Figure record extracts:
◆ ◆ ◆ ◆

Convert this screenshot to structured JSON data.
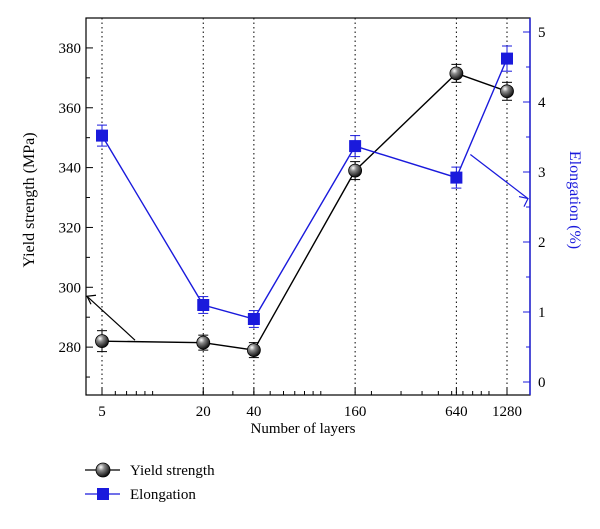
{
  "chart_data": {
    "type": "line",
    "x_scale": "log",
    "categories": [
      "5",
      "20",
      "40",
      "160",
      "640",
      "1280"
    ],
    "x": [
      5,
      20,
      40,
      160,
      640,
      1280
    ],
    "xlabel": "Number of layers",
    "ylabel_left": "Yield strength (MPa)",
    "ylabel_right": "Elongation (%)",
    "ylim_left": [
      264,
      390
    ],
    "yticks_left": [
      "280",
      "300",
      "320",
      "340",
      "360",
      "380"
    ],
    "ylim_right": [
      0,
      5
    ],
    "yticks_right": [
      "0",
      "1",
      "2",
      "3",
      "4",
      "5"
    ],
    "grid": "vertical dotted lines at each x value",
    "legend_position": "bottom-left, below plot",
    "series": [
      {
        "name": "Yield strength",
        "axis": "left",
        "color": "#000000",
        "marker": "sphere",
        "values": [
          282,
          281.5,
          279,
          339,
          371.5,
          365.5
        ],
        "errors": [
          3.5,
          2.5,
          2.5,
          3,
          3,
          3
        ]
      },
      {
        "name": "Elongation",
        "axis": "right",
        "color": "#1a1adc",
        "marker": "square",
        "values": [
          3.52,
          1.1,
          0.9,
          3.37,
          2.92,
          4.62
        ],
        "errors": [
          0.15,
          0.12,
          0.12,
          0.15,
          0.15,
          0.18
        ]
      }
    ]
  }
}
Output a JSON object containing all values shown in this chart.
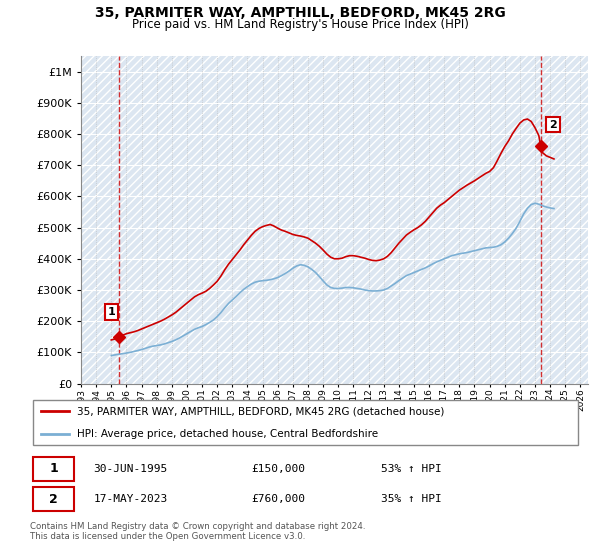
{
  "title": "35, PARMITER WAY, AMPTHILL, BEDFORD, MK45 2RG",
  "subtitle": "Price paid vs. HM Land Registry's House Price Index (HPI)",
  "ytick_values": [
    0,
    100000,
    200000,
    300000,
    400000,
    500000,
    600000,
    700000,
    800000,
    900000,
    1000000
  ],
  "ylim": [
    0,
    1050000
  ],
  "xlim_start": 1993.0,
  "xlim_end": 2026.5,
  "red_line_color": "#cc0000",
  "blue_line_color": "#7bafd4",
  "sale1_date": "30-JUN-1995",
  "sale1_price": "£150,000",
  "sale1_hpi": "53% ↑ HPI",
  "sale2_date": "17-MAY-2023",
  "sale2_price": "£760,000",
  "sale2_hpi": "35% ↑ HPI",
  "legend_label1": "35, PARMITER WAY, AMPTHILL, BEDFORD, MK45 2RG (detached house)",
  "legend_label2": "HPI: Average price, detached house, Central Bedfordshire",
  "footer": "Contains HM Land Registry data © Crown copyright and database right 2024.\nThis data is licensed under the Open Government Licence v3.0.",
  "sale1_x": 1995.5,
  "sale1_y": 150000,
  "sale2_x": 2023.38,
  "sale2_y": 760000,
  "vline1_x": 1995.5,
  "vline2_x": 2023.38,
  "hpi_x": [
    1995.0,
    1995.25,
    1995.5,
    1995.75,
    1996.0,
    1996.25,
    1996.5,
    1996.75,
    1997.0,
    1997.25,
    1997.5,
    1997.75,
    1998.0,
    1998.25,
    1998.5,
    1998.75,
    1999.0,
    1999.25,
    1999.5,
    1999.75,
    2000.0,
    2000.25,
    2000.5,
    2000.75,
    2001.0,
    2001.25,
    2001.5,
    2001.75,
    2002.0,
    2002.25,
    2002.5,
    2002.75,
    2003.0,
    2003.25,
    2003.5,
    2003.75,
    2004.0,
    2004.25,
    2004.5,
    2004.75,
    2005.0,
    2005.25,
    2005.5,
    2005.75,
    2006.0,
    2006.25,
    2006.5,
    2006.75,
    2007.0,
    2007.25,
    2007.5,
    2007.75,
    2008.0,
    2008.25,
    2008.5,
    2008.75,
    2009.0,
    2009.25,
    2009.5,
    2009.75,
    2010.0,
    2010.25,
    2010.5,
    2010.75,
    2011.0,
    2011.25,
    2011.5,
    2011.75,
    2012.0,
    2012.25,
    2012.5,
    2012.75,
    2013.0,
    2013.25,
    2013.5,
    2013.75,
    2014.0,
    2014.25,
    2014.5,
    2014.75,
    2015.0,
    2015.25,
    2015.5,
    2015.75,
    2016.0,
    2016.25,
    2016.5,
    2016.75,
    2017.0,
    2017.25,
    2017.5,
    2017.75,
    2018.0,
    2018.25,
    2018.5,
    2018.75,
    2019.0,
    2019.25,
    2019.5,
    2019.75,
    2020.0,
    2020.25,
    2020.5,
    2020.75,
    2021.0,
    2021.25,
    2021.5,
    2021.75,
    2022.0,
    2022.25,
    2022.5,
    2022.75,
    2023.0,
    2023.25,
    2023.5,
    2023.75,
    2024.0,
    2024.25
  ],
  "hpi_y": [
    90000,
    92000,
    94000,
    96000,
    98000,
    100000,
    103000,
    106000,
    109000,
    113000,
    117000,
    120000,
    122000,
    124000,
    127000,
    131000,
    135000,
    140000,
    146000,
    153000,
    160000,
    167000,
    174000,
    179000,
    183000,
    189000,
    196000,
    204000,
    215000,
    228000,
    243000,
    257000,
    268000,
    279000,
    291000,
    302000,
    311000,
    319000,
    325000,
    328000,
    330000,
    331000,
    333000,
    336000,
    340000,
    346000,
    353000,
    361000,
    370000,
    377000,
    381000,
    379000,
    374000,
    366000,
    356000,
    343000,
    329000,
    316000,
    308000,
    305000,
    305000,
    306000,
    308000,
    308000,
    307000,
    305000,
    303000,
    300000,
    298000,
    297000,
    297000,
    298000,
    300000,
    305000,
    313000,
    321000,
    330000,
    338000,
    346000,
    351000,
    356000,
    361000,
    366000,
    371000,
    377000,
    384000,
    390000,
    395000,
    400000,
    405000,
    410000,
    413000,
    416000,
    418000,
    420000,
    423000,
    426000,
    429000,
    432000,
    435000,
    436000,
    437000,
    440000,
    445000,
    454000,
    466000,
    481000,
    498000,
    520000,
    544000,
    562000,
    574000,
    578000,
    575000,
    570000,
    566000,
    563000,
    561000
  ],
  "red_x": [
    1995.0,
    1995.25,
    1995.5,
    1995.75,
    1996.0,
    1996.25,
    1996.5,
    1996.75,
    1997.0,
    1997.25,
    1997.5,
    1997.75,
    1998.0,
    1998.25,
    1998.5,
    1998.75,
    1999.0,
    1999.25,
    1999.5,
    1999.75,
    2000.0,
    2000.25,
    2000.5,
    2000.75,
    2001.0,
    2001.25,
    2001.5,
    2001.75,
    2002.0,
    2002.25,
    2002.5,
    2002.75,
    2003.0,
    2003.25,
    2003.5,
    2003.75,
    2004.0,
    2004.25,
    2004.5,
    2004.75,
    2005.0,
    2005.25,
    2005.5,
    2005.75,
    2006.0,
    2006.25,
    2006.5,
    2006.75,
    2007.0,
    2007.25,
    2007.5,
    2007.75,
    2008.0,
    2008.25,
    2008.5,
    2008.75,
    2009.0,
    2009.25,
    2009.5,
    2009.75,
    2010.0,
    2010.25,
    2010.5,
    2010.75,
    2011.0,
    2011.25,
    2011.5,
    2011.75,
    2012.0,
    2012.25,
    2012.5,
    2012.75,
    2013.0,
    2013.25,
    2013.5,
    2013.75,
    2014.0,
    2014.25,
    2014.5,
    2014.75,
    2015.0,
    2015.25,
    2015.5,
    2015.75,
    2016.0,
    2016.25,
    2016.5,
    2016.75,
    2017.0,
    2017.25,
    2017.5,
    2017.75,
    2018.0,
    2018.25,
    2018.5,
    2018.75,
    2019.0,
    2019.25,
    2019.5,
    2019.75,
    2020.0,
    2020.25,
    2020.5,
    2020.75,
    2021.0,
    2021.25,
    2021.5,
    2021.75,
    2022.0,
    2022.25,
    2022.5,
    2022.75,
    2023.0,
    2023.25,
    2023.38,
    2023.5,
    2023.75,
    2024.0,
    2024.25
  ],
  "red_y": [
    140000,
    143000,
    150000,
    155000,
    160000,
    163000,
    166000,
    170000,
    175000,
    180000,
    185000,
    190000,
    195000,
    200000,
    206000,
    213000,
    220000,
    228000,
    238000,
    248000,
    258000,
    268000,
    278000,
    285000,
    290000,
    296000,
    305000,
    316000,
    328000,
    345000,
    365000,
    383000,
    398000,
    413000,
    428000,
    445000,
    460000,
    475000,
    488000,
    497000,
    503000,
    507000,
    510000,
    505000,
    498000,
    492000,
    488000,
    483000,
    478000,
    475000,
    473000,
    470000,
    466000,
    458000,
    450000,
    440000,
    428000,
    415000,
    405000,
    400000,
    400000,
    402000,
    407000,
    410000,
    410000,
    408000,
    405000,
    402000,
    398000,
    395000,
    394000,
    396000,
    400000,
    408000,
    420000,
    435000,
    450000,
    463000,
    476000,
    485000,
    493000,
    500000,
    509000,
    520000,
    534000,
    548000,
    562000,
    572000,
    580000,
    590000,
    600000,
    610000,
    620000,
    628000,
    636000,
    643000,
    650000,
    658000,
    666000,
    674000,
    680000,
    692000,
    714000,
    738000,
    760000,
    778000,
    800000,
    818000,
    835000,
    845000,
    848000,
    840000,
    820000,
    795000,
    760000,
    740000,
    730000,
    725000,
    720000
  ]
}
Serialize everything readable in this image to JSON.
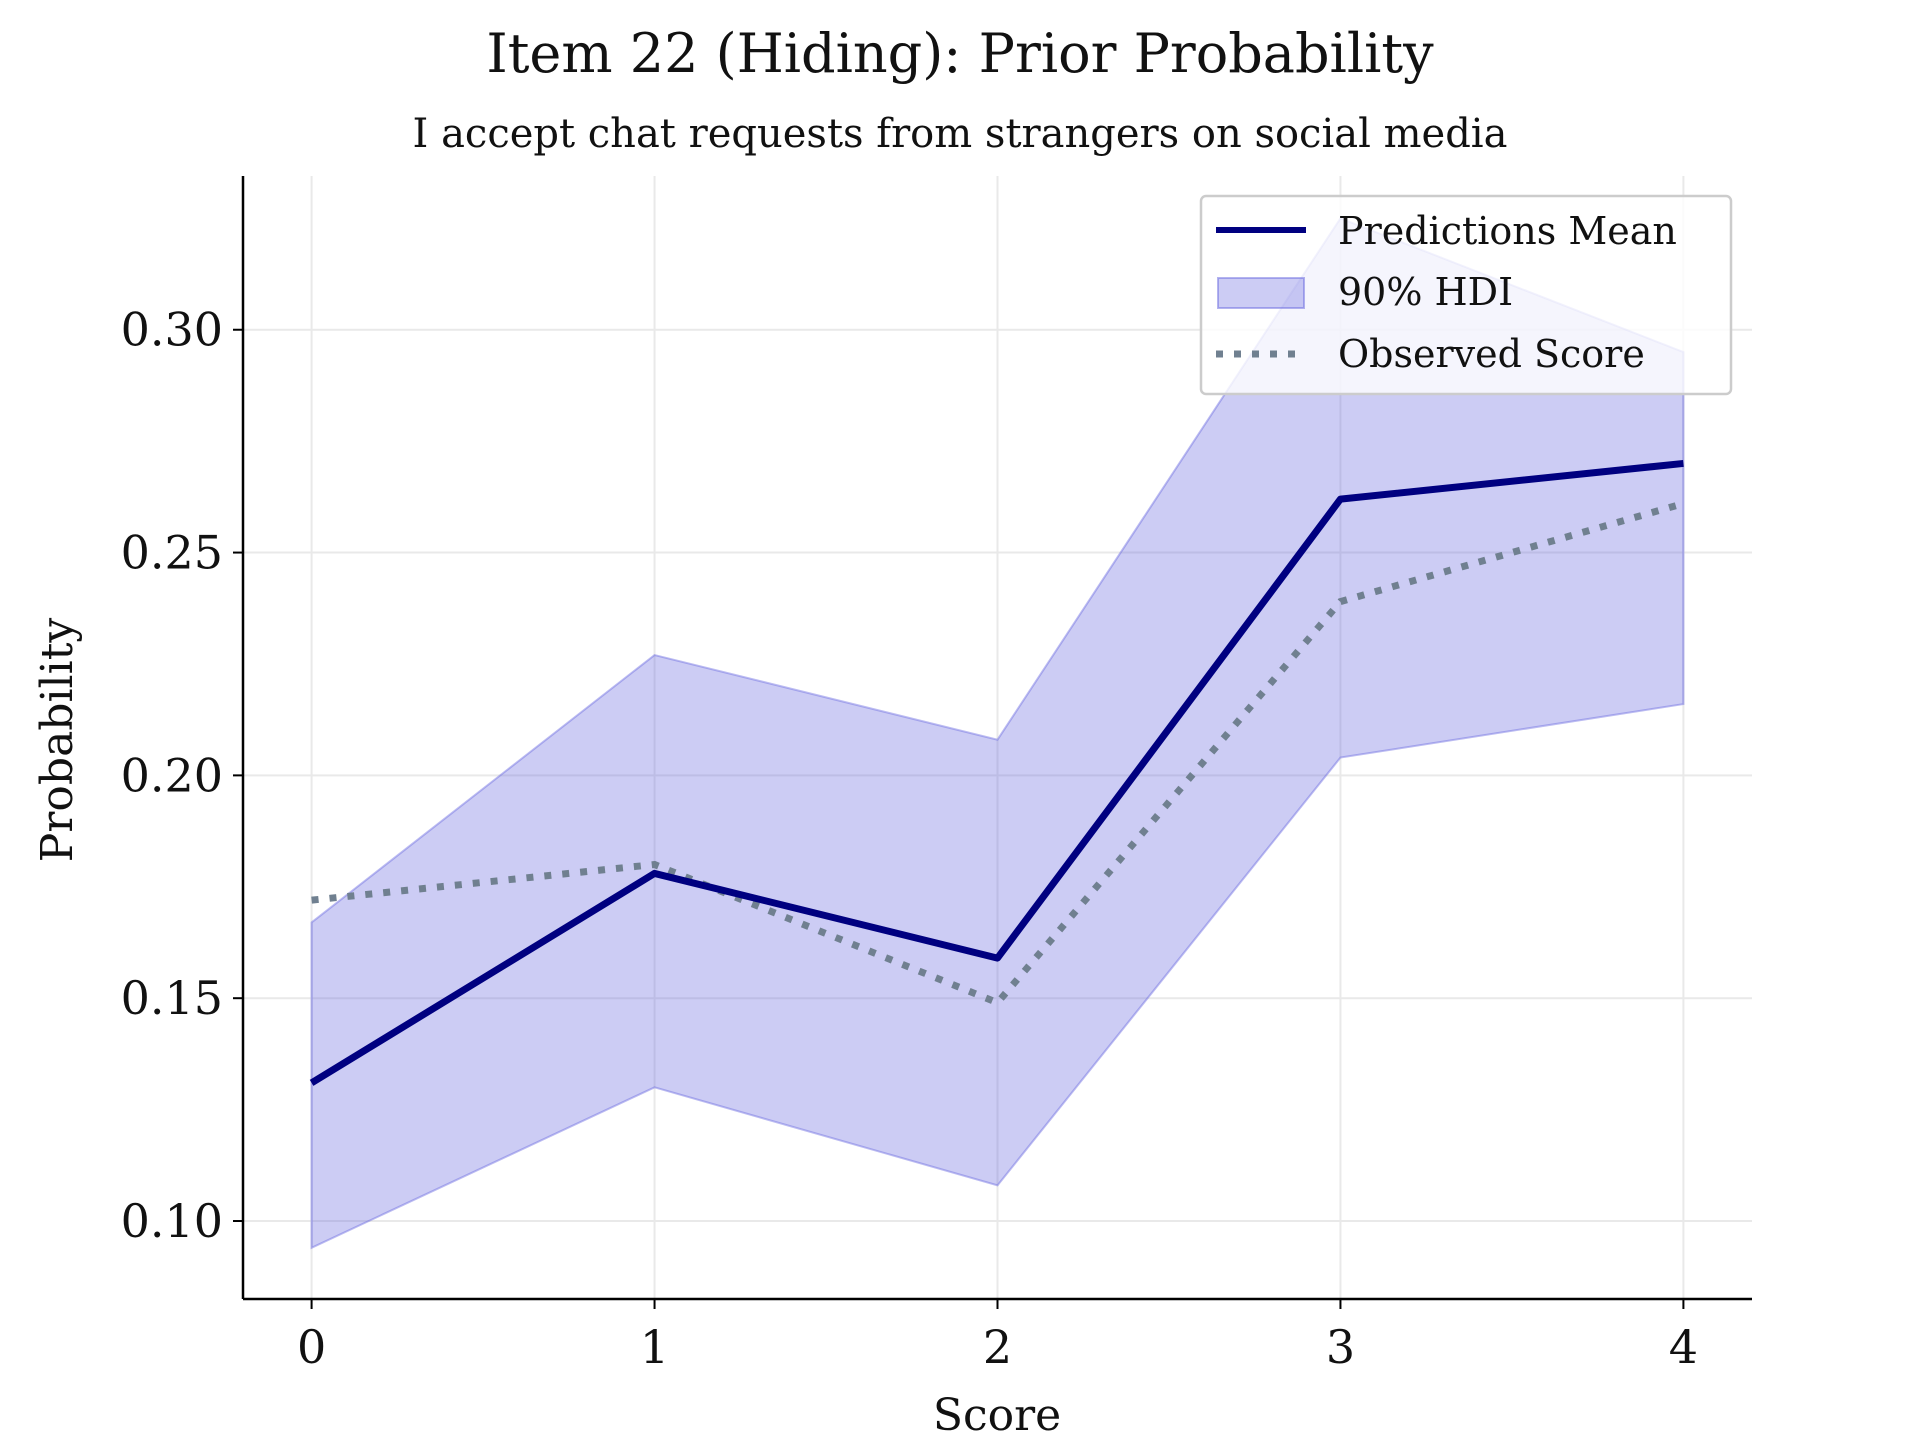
{
  "chart_data": {
    "type": "line",
    "title": "Item 22 (Hiding): Prior Probability",
    "subtitle": "I accept chat requests from strangers on social media",
    "xlabel": "Score",
    "ylabel": "Probability",
    "x": [
      0,
      1,
      2,
      3,
      4
    ],
    "xticks": [
      "0",
      "1",
      "2",
      "3",
      "4"
    ],
    "yticks": [
      "0.10",
      "0.15",
      "0.20",
      "0.25",
      "0.30"
    ],
    "ytick_values": [
      0.1,
      0.15,
      0.2,
      0.25,
      0.3
    ],
    "xlim": [
      -0.2,
      4.2
    ],
    "ylim": [
      0.0825,
      0.3345
    ],
    "grid": true,
    "legend_position": "top-right",
    "series": [
      {
        "name": "Predictions Mean",
        "kind": "line",
        "color": "#000080",
        "values": [
          0.131,
          0.178,
          0.159,
          0.262,
          0.27
        ]
      },
      {
        "name": "90% HDI",
        "kind": "band",
        "color": "#6a6ae0",
        "lower": [
          0.094,
          0.13,
          0.108,
          0.204,
          0.216
        ],
        "upper": [
          0.167,
          0.227,
          0.208,
          0.325,
          0.295
        ]
      },
      {
        "name": "Observed Score",
        "kind": "dotted-line",
        "color": "#708090",
        "values": [
          0.172,
          0.18,
          0.149,
          0.239,
          0.261
        ]
      }
    ]
  }
}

◆ ◆ ◆ ◆

# EXERCISE BRIEF:
Look through the entries above. Extract each line with the word "strength".

# TASK SOLUTION:
    "ylabel_left": "Yield strength (MPa)",
        "name": "Yield strength",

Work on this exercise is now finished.